__WHAT IS NEEDED__. Out of the lines below, please list those that hold the string "sables".

═══

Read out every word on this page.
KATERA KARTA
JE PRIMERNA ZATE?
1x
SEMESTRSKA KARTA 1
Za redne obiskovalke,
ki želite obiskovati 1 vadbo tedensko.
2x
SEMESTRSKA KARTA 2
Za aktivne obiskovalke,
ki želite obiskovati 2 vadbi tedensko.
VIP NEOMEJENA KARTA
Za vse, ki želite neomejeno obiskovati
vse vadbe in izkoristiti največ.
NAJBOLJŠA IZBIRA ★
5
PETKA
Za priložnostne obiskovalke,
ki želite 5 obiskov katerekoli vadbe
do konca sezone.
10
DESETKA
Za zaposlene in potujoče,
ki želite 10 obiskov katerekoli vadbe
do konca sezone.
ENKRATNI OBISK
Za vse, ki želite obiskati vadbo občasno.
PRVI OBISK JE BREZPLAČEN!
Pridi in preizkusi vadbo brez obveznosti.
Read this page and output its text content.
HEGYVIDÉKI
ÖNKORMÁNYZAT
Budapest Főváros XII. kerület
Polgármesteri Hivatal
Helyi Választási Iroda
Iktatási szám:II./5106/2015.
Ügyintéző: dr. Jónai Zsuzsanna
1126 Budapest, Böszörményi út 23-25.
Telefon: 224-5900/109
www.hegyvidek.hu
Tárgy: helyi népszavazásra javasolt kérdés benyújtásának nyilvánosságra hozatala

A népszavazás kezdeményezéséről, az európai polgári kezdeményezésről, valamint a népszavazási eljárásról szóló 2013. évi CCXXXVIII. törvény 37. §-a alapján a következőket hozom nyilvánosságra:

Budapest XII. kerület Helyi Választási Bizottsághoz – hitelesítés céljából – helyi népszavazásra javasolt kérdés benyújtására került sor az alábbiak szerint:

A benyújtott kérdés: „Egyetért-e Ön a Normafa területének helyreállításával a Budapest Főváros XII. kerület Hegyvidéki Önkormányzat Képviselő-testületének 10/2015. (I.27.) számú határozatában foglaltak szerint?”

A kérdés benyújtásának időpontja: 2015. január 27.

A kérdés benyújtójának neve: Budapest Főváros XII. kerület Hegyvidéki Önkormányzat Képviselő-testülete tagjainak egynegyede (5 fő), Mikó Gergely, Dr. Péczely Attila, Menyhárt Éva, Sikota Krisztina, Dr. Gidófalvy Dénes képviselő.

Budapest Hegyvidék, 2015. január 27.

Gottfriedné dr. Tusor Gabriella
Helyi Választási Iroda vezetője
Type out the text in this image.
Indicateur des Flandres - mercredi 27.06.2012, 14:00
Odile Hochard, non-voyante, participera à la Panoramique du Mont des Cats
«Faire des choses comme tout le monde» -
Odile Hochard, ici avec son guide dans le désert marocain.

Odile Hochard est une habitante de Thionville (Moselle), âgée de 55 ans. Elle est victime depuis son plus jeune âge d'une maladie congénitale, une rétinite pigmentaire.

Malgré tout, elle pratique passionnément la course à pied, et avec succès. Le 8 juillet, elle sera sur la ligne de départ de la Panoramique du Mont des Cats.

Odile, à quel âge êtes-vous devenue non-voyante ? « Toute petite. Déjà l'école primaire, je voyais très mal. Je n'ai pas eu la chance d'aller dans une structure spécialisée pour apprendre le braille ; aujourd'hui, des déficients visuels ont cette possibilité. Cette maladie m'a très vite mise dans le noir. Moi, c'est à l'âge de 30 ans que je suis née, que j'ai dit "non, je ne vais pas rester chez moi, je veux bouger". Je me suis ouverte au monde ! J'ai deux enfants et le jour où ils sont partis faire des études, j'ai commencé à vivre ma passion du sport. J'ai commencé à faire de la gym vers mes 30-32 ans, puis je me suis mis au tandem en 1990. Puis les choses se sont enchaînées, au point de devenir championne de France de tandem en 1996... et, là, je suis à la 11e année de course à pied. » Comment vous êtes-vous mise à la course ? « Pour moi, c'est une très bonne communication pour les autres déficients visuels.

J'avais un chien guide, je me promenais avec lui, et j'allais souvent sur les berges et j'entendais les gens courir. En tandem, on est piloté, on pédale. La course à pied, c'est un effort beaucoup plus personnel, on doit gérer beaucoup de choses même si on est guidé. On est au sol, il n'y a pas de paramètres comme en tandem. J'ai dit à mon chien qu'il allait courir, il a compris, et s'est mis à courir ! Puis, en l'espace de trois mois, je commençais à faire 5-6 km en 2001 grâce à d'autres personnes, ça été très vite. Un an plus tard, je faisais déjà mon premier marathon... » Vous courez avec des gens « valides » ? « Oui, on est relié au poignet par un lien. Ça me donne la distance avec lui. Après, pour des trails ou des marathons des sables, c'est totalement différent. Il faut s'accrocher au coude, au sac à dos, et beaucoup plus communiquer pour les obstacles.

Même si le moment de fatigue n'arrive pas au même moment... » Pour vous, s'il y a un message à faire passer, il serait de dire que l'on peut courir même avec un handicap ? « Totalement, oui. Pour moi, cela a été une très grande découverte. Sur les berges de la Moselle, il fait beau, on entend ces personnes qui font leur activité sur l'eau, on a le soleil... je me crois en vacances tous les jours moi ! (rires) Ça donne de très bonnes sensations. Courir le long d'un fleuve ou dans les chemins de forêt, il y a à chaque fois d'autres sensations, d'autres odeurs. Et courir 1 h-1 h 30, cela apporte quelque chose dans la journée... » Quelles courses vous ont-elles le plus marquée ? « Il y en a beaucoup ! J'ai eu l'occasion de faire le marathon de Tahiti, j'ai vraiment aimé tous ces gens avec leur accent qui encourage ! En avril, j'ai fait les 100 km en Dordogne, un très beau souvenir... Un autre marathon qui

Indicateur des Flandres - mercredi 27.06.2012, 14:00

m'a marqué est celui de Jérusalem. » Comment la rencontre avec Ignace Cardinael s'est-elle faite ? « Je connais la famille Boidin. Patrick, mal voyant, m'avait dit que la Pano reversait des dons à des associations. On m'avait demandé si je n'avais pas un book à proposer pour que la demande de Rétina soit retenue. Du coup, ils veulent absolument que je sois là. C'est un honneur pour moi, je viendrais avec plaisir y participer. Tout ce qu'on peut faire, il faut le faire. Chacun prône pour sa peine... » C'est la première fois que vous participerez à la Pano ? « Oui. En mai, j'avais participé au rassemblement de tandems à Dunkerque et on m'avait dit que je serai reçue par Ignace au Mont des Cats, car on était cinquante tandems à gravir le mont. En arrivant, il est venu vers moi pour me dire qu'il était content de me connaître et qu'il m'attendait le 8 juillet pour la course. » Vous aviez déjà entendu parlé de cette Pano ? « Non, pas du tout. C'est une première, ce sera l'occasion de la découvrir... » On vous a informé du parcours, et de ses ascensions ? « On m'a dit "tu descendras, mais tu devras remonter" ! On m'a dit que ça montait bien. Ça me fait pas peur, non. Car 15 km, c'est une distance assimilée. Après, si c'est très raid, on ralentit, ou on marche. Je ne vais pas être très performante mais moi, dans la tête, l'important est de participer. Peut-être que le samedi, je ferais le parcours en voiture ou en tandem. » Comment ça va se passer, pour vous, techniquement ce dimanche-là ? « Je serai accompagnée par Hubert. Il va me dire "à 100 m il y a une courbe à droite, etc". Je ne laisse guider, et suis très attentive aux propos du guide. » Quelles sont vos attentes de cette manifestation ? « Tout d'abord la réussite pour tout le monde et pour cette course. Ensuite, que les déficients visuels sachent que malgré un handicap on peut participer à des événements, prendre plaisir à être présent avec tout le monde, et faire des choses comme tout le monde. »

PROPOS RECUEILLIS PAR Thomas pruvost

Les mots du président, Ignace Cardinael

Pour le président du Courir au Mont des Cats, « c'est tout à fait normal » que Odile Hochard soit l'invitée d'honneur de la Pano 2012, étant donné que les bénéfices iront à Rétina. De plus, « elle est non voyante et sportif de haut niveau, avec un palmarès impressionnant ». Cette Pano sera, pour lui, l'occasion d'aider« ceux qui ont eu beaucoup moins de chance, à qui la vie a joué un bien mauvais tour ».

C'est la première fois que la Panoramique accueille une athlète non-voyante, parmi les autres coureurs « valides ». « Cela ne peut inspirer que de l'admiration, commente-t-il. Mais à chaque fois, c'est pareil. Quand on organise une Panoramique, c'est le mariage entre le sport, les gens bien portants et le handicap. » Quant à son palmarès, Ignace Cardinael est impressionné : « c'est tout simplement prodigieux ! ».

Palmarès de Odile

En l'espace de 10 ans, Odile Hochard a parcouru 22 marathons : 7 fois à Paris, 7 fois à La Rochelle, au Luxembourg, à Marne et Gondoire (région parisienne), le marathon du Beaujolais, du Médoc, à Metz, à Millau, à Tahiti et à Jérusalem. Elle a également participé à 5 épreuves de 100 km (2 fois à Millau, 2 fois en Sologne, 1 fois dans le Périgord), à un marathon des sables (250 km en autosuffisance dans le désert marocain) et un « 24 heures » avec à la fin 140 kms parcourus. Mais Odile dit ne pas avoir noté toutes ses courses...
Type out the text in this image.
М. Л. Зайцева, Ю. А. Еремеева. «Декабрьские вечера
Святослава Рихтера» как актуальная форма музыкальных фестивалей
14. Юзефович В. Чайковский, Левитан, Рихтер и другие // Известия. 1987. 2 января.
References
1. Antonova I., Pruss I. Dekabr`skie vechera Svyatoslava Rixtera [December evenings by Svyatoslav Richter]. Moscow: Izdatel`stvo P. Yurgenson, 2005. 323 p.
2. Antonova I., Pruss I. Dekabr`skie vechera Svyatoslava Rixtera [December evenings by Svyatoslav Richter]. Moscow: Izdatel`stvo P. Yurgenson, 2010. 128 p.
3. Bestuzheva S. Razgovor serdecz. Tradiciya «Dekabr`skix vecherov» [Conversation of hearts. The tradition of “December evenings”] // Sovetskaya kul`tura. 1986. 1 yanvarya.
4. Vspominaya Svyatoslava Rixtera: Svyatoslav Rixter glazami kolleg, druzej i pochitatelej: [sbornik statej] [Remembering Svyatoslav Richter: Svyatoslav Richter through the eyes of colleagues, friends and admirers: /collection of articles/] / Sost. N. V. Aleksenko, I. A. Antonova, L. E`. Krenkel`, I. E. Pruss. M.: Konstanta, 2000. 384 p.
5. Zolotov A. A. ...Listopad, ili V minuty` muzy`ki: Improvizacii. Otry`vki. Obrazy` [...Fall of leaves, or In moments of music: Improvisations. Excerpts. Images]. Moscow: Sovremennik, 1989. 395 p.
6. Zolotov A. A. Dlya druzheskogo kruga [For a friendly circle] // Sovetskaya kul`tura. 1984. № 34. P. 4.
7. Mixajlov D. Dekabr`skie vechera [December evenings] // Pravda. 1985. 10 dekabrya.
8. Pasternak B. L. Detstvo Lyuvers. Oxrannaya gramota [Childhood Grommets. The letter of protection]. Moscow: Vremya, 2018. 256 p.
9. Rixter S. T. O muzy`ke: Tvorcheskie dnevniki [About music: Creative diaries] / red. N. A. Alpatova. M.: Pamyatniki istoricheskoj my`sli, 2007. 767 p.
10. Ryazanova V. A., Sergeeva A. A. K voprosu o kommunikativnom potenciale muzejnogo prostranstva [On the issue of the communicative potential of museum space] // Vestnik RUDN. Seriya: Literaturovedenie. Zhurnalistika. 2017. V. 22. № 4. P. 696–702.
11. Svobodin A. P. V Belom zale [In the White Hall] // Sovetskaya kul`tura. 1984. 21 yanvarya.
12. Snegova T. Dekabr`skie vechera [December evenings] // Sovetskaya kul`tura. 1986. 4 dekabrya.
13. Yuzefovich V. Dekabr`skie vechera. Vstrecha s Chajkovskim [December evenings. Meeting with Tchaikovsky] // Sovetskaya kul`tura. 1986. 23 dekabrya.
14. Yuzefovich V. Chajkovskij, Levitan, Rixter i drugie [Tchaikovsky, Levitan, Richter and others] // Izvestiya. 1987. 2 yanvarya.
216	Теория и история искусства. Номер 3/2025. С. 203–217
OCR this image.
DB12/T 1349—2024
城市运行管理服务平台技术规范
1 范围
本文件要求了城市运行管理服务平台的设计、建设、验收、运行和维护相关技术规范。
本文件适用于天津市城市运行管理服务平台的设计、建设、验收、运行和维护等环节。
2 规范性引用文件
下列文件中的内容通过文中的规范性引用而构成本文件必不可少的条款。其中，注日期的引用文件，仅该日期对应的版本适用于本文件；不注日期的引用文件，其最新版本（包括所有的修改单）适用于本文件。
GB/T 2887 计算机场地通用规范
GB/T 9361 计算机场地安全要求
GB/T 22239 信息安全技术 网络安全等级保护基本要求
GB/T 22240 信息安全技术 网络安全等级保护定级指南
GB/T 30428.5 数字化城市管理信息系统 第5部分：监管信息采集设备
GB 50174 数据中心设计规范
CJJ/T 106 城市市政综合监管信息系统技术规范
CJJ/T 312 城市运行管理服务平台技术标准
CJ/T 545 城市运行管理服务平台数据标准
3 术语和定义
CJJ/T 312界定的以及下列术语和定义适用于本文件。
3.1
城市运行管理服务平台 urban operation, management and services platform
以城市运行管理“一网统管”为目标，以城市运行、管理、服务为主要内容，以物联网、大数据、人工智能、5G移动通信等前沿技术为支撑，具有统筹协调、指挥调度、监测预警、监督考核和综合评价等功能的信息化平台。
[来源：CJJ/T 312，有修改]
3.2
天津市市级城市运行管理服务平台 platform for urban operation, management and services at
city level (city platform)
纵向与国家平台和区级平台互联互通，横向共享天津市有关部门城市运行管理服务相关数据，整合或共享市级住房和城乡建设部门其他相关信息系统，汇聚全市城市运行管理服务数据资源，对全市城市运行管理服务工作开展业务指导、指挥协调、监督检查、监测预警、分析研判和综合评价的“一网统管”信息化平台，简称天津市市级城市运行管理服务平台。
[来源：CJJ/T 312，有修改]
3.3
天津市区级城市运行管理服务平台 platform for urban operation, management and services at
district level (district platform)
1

═══

__EXPECTED ANSWER__.
J'avais un chien guide, je me promenais avec lui, et j'allais souvent sur les berges et j'entendais les gens courir. En tandem, on est piloté, on pédale. La course à pied, c'est un effort beaucoup plus personnel, on doit gérer beaucoup de choses même si on est guidé. On est au sol, il n'y a pas de paramètres comme en tandem. J'ai dit à mon chien qu'il allait courir, il a compris, et s'est mis à courir ! Puis, en l'espace de trois mois, je commençais à faire 5-6 km en 2001 grâce à d'autres personnes, ça été très vite. Un an plus tard, je faisais déjà mon premier marathon... » Vous courez avec des gens « valides » ? « Oui, on est relié au poignet par un lien. Ça me donne la distance avec lui. Après, pour des trails ou des marathons des sables, c'est totalement différent. Il faut s'accrocher au coude, au sac à dos, et beaucoup plus communiquer pour les obstacles.
En l'espace de 10 ans, Odile Hochard a parcouru 22 marathons : 7 fois à Paris, 7 fois à La Rochelle, au Luxembourg, à Marne et Gondoire (région parisienne), le marathon du Beaujolais, du Médoc, à Metz, à Millau, à Tahiti et à Jérusalem. Elle a également participé à 5 épreuves de 100 km (2 fois à Millau, 2 fois en Sologne, 1 fois dans le Périgord), à un marathon des sables (250 km en autosuffisance dans le désert marocain) et un « 24 heures » avec à la fin 140 kms parcourus. Mais Odile dit ne pas avoir noté toutes ses courses...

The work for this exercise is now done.